== Text
However, we would otherwise be completely ignorant of this period. Luke thus did us a huge service by not stopping with the end of his Gospel and by continuing to record the history of the early Church beyond Jesus’ death and resurrection.

He immeasurably enriched our knowledge of this period.


6) Where did Luke get his information for Acts?

As with the Gospel, Luke likely got his information for Acts from both written sources and from interviews with eyewitnesses and ministers of the word.

He also, notably, witnessed many of the events in the Gospel himself. This is indicated by what are known as the “we” passages in Acts—places in which the author speaks of what “we” did and where “we” went, indicating that the author was present for these events.

There are four such passages:

  • Acts 16:10–17
  • Acts 20:5–15
  • Acts 21:1–18
  • Acts 27:1–28

A written source that Luke likely used is a travel diary that was kept of Paul’s journeys. Luke himself may have been the author of this diary, though it may have been kept by someone else in the Pauline circle.

There are also three individuals who likely served as major sources for the book:

  • Peter (featured in Acts 1-6 and 9-12)
  • Philip the Evangelist (featured in Acts 8)
  • Paul (featured in Acts 9, 11, and 13-28)

The “we” passages indicate that he had frequent access to Paul, and we know he had access to Peter and Philip the Evangelist as well:

  • He would have had access to Peter during the two years that Paul stayed in house arrest in Rome (Acts 28:30), where Peter was also ministering.
  • He would have access to Philip the Evangelist during the two years that Paul stayed in custody at Caesarea Maritima (Acts 23:33, 24:27), where Philip the Evangelist lived (Acts 21:8-9).


7) When were Luke’s Gospel and Acts written?

They were written as companion pieces and dedicated to the same individual (Theophilius). They were thus likely written at the same time.

Since Acts cuts off suddenly in A.D. 60, before Paul has had a chance to appear before Caesar, this is likely when Acts was finished.

Both Luke and Acts were likely written at Rome in A.D. 59-60.


8) Did Luke have a hand in any of Paul’s letters?
====
**Stated task a**
Decide whether each statement below agrees with the text on Luke and Acts, answering yes or no and quoting the words of the text that settle it: (i) the text identifies four "we" passages in Acts; (ii) the text says Luke and Acts were likely written in Jerusalem; (iii) the text says Philip the Evangelist lived at Caesarea Maritima.
The records that follow are unrelated to the text.
== The records
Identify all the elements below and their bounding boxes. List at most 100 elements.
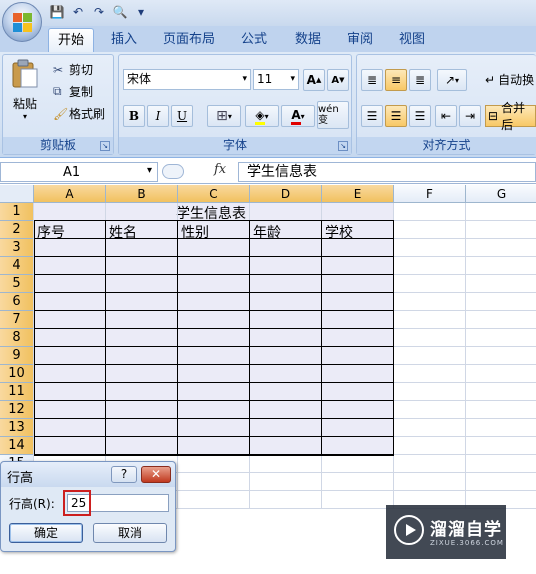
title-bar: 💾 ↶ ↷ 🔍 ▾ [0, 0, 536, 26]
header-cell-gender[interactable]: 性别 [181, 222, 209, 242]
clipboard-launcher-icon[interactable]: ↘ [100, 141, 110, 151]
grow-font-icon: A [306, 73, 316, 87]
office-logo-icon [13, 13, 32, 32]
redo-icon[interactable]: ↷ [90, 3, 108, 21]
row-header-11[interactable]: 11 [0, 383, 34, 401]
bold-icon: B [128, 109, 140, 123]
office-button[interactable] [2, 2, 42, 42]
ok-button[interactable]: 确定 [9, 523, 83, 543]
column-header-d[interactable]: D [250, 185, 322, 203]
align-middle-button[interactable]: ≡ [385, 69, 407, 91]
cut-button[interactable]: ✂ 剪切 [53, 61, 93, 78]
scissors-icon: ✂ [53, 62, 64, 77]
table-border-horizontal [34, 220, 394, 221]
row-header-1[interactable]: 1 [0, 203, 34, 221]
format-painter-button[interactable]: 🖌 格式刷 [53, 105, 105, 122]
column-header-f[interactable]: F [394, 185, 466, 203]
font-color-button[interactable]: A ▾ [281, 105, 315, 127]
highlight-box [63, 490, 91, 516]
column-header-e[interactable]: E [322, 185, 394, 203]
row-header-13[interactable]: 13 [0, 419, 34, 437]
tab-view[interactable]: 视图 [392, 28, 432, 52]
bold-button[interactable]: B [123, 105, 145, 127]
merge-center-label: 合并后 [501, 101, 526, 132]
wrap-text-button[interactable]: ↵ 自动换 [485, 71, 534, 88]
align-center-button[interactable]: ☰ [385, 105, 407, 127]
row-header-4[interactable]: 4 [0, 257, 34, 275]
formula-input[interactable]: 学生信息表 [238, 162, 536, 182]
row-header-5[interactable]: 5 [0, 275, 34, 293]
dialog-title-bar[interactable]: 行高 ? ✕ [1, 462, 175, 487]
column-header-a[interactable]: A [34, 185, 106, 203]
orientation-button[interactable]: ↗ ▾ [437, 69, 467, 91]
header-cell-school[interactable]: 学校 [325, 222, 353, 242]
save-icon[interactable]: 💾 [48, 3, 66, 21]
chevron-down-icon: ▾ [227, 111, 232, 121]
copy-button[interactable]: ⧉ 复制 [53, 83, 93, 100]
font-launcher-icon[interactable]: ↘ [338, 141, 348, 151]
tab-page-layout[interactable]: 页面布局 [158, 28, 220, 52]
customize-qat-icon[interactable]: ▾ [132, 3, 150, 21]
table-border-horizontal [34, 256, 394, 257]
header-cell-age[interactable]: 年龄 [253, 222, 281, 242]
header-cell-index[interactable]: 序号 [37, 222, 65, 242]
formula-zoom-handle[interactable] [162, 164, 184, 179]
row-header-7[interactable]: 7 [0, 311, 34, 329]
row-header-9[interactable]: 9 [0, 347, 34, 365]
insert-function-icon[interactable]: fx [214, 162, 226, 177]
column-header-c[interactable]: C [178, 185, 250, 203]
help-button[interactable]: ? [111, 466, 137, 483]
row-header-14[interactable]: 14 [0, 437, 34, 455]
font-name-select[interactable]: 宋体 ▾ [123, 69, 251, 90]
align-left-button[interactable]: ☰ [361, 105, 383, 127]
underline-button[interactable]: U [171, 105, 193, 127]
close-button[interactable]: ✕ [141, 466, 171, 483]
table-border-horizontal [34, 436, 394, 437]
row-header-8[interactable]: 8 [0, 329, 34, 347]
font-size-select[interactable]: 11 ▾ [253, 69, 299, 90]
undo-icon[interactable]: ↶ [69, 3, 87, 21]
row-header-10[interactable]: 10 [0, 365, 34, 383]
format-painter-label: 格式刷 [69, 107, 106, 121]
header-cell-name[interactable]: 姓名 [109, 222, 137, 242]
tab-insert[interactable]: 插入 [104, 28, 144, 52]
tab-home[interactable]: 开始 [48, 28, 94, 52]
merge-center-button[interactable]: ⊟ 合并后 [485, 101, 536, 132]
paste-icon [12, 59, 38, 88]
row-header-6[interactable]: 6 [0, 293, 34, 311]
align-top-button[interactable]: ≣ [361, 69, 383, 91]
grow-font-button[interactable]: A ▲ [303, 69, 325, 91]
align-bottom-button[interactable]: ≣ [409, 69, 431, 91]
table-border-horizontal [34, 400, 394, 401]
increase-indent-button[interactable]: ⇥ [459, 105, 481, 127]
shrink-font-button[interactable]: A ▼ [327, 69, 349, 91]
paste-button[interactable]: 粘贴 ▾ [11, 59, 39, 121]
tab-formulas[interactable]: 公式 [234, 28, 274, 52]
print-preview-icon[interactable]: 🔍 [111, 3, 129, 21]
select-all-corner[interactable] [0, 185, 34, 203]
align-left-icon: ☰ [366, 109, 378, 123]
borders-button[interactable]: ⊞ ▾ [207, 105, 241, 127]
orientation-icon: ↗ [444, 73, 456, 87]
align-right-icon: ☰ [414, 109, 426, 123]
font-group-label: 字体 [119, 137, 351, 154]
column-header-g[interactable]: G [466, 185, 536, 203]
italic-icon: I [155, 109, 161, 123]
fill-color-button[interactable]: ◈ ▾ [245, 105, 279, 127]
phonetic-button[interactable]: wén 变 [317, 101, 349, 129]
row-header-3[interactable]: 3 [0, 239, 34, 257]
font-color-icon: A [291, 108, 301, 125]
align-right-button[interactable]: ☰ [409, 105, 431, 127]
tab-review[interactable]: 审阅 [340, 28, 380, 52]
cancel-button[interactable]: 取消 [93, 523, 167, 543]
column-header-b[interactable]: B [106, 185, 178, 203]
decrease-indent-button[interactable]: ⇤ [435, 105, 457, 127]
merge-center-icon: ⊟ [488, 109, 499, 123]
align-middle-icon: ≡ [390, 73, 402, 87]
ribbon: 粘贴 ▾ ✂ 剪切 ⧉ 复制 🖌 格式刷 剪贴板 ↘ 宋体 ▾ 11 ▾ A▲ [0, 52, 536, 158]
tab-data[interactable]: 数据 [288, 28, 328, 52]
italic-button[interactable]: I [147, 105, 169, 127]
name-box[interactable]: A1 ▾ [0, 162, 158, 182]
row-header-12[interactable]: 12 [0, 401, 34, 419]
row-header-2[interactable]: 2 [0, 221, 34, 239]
====
== The records
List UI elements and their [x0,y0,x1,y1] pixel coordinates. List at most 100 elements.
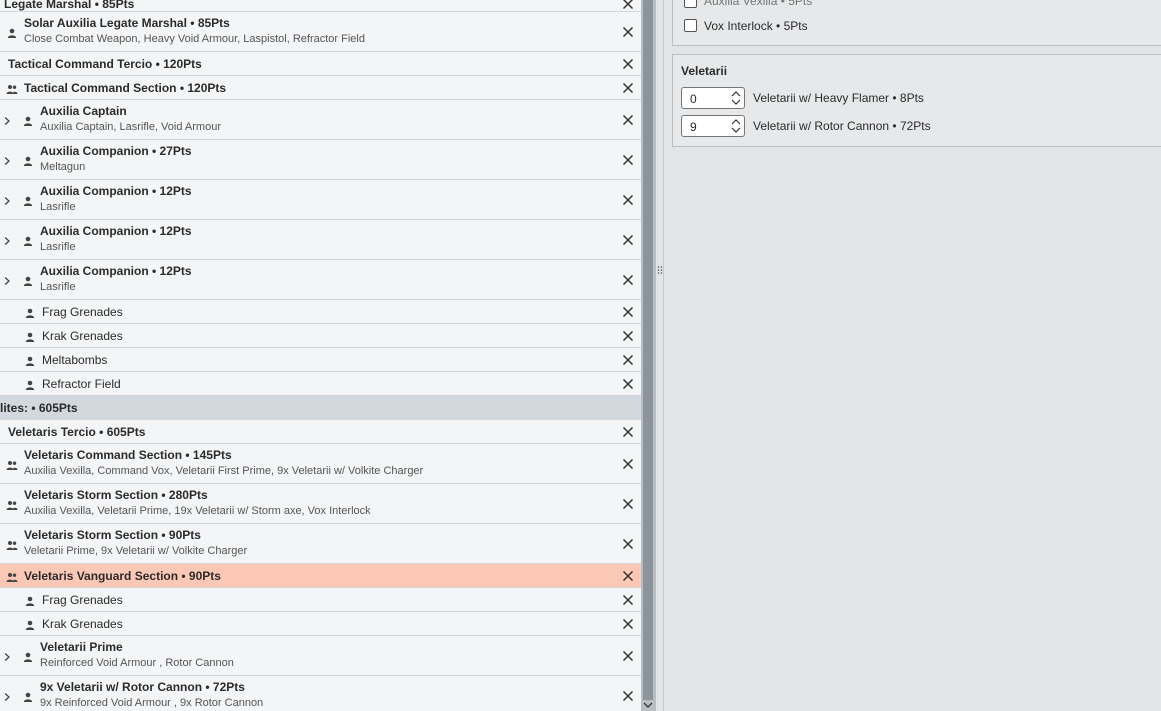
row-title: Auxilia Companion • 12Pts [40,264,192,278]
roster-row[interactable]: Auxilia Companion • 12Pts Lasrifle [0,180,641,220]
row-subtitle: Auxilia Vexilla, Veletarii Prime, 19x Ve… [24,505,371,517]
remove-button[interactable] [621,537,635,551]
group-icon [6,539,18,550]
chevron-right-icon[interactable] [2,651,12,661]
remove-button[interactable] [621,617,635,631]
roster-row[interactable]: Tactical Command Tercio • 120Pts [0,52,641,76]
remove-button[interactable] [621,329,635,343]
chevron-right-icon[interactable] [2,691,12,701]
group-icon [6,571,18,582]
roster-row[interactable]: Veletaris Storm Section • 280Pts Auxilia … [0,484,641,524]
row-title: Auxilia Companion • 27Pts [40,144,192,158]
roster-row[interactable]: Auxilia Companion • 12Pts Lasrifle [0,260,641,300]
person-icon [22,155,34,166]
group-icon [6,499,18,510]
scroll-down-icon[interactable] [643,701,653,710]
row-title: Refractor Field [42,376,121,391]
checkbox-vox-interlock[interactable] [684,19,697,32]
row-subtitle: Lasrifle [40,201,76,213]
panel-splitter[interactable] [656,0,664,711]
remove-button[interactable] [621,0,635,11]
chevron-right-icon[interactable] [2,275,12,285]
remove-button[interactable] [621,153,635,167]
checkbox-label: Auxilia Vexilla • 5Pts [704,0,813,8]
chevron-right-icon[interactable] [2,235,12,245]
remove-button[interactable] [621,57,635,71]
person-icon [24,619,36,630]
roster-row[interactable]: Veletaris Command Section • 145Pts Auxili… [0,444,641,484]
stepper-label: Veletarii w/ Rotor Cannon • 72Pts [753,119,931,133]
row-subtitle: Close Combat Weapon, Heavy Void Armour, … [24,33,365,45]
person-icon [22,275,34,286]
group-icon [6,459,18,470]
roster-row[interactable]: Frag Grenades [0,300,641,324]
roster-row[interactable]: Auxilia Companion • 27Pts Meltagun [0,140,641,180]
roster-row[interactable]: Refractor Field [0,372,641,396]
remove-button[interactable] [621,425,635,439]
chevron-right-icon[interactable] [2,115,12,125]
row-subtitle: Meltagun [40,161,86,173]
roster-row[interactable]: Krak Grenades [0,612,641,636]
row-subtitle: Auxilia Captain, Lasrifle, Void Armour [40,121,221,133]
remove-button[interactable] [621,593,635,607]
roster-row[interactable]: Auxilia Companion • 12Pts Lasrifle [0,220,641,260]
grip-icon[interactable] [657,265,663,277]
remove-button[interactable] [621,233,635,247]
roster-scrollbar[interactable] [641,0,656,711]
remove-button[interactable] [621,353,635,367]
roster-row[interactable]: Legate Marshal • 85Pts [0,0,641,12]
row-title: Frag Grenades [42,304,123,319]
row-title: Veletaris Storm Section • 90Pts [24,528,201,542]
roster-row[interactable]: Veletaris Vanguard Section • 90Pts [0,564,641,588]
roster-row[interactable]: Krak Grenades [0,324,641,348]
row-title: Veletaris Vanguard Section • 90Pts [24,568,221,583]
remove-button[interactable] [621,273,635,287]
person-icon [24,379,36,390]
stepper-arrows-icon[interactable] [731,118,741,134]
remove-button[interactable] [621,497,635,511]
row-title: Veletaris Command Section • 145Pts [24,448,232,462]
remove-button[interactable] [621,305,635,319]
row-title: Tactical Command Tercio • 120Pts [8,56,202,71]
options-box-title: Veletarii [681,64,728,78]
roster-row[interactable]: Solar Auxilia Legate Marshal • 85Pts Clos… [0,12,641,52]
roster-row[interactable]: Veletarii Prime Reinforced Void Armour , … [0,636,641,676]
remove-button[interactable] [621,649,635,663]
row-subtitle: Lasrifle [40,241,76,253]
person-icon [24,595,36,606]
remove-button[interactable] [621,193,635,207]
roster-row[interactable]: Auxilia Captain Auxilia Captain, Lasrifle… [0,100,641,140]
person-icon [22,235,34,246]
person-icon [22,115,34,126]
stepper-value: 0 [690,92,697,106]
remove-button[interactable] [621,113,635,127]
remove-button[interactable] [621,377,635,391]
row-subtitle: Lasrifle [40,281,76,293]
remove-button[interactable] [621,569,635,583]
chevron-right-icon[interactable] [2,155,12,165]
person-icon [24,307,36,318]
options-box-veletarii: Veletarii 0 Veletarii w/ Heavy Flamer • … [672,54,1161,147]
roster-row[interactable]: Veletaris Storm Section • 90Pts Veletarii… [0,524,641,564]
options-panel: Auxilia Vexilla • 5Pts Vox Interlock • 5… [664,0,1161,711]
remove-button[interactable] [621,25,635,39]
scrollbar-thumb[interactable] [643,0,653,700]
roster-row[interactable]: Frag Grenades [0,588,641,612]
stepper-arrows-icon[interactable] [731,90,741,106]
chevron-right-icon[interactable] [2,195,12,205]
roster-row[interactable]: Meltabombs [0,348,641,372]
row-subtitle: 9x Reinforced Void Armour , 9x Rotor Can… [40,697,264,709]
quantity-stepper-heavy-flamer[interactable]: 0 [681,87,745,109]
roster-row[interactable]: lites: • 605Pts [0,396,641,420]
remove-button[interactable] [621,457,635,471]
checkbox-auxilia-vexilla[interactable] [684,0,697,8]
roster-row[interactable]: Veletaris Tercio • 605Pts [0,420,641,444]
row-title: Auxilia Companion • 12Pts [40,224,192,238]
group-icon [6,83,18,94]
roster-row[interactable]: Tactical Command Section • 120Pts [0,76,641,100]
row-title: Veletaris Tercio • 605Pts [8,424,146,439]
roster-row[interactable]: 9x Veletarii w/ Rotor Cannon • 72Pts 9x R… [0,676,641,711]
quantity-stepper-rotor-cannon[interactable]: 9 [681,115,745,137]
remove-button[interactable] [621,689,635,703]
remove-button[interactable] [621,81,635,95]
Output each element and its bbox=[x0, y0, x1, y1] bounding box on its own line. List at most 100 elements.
====
**Stated task b**
Reproduce the lines of the records starting at the line that contains "row-title: Auxilia Companion • 12Pts [40,264,192,278]" and ending at the line that contains "chevron-right-icon[interactable] [2,235,12,245]", including both of those lines.

**Correct response a**
(i) Yes: "There are four such passages:"
(ii) No: "Both Luke and Acts were likely written at Rome in A.D. 59-60."
(iii) Yes: "during the two years that Paul stayed in custody at Caesarea Maritima (Acts 23:33, 24:27), where Philip the Evangelist lived (Acts 21:8-9)."

**Correct response b**
row-title: Auxilia Companion • 12Pts [40,264,192,278]
roster-row[interactable]: Auxilia Companion • 12Pts Lasrifle [0,180,641,220]
row-subtitle: Auxilia Vexilla, Veletarii Prime, 19x Ve… [24,505,371,517]
remove-button[interactable] [621,537,635,551]
group-icon [6,539,18,550]
chevron-right-icon[interactable] [2,651,12,661]
remove-button[interactable] [621,617,635,631]
roster-row[interactable]: Tactical Command Tercio • 120Pts [0,52,641,76]
remove-button[interactable] [621,329,635,343]
chevron-right-icon[interactable] [2,691,12,701]
group-icon [6,571,18,582]
roster-row[interactable]: Veletaris Storm Section • 280Pts Auxilia … [0,484,641,524]
row-title: Auxilia Companion • 27Pts [40,144,192,158]
roster-row[interactable]: Auxilia Companion • 12Pts Lasrifle [0,260,641,300]
person-icon [22,155,34,166]
group-icon [6,499,18,510]
scroll-down-icon[interactable] [643,701,653,710]
row-title: Refractor Field [42,376,121,391]
checkbox-vox-interlock[interactable] [684,19,697,32]
row-subtitle: Lasrifle [40,201,76,213]
panel-splitter[interactable] [656,0,664,711]
remove-button[interactable] [621,0,635,11]
chevron-right-icon[interactable] [2,275,12,285]
remove-button[interactable] [621,153,635,167]
checkbox-label: Auxilia Vexilla • 5Pts [704,0,813,8]
chevron-right-icon[interactable] [2,235,12,245]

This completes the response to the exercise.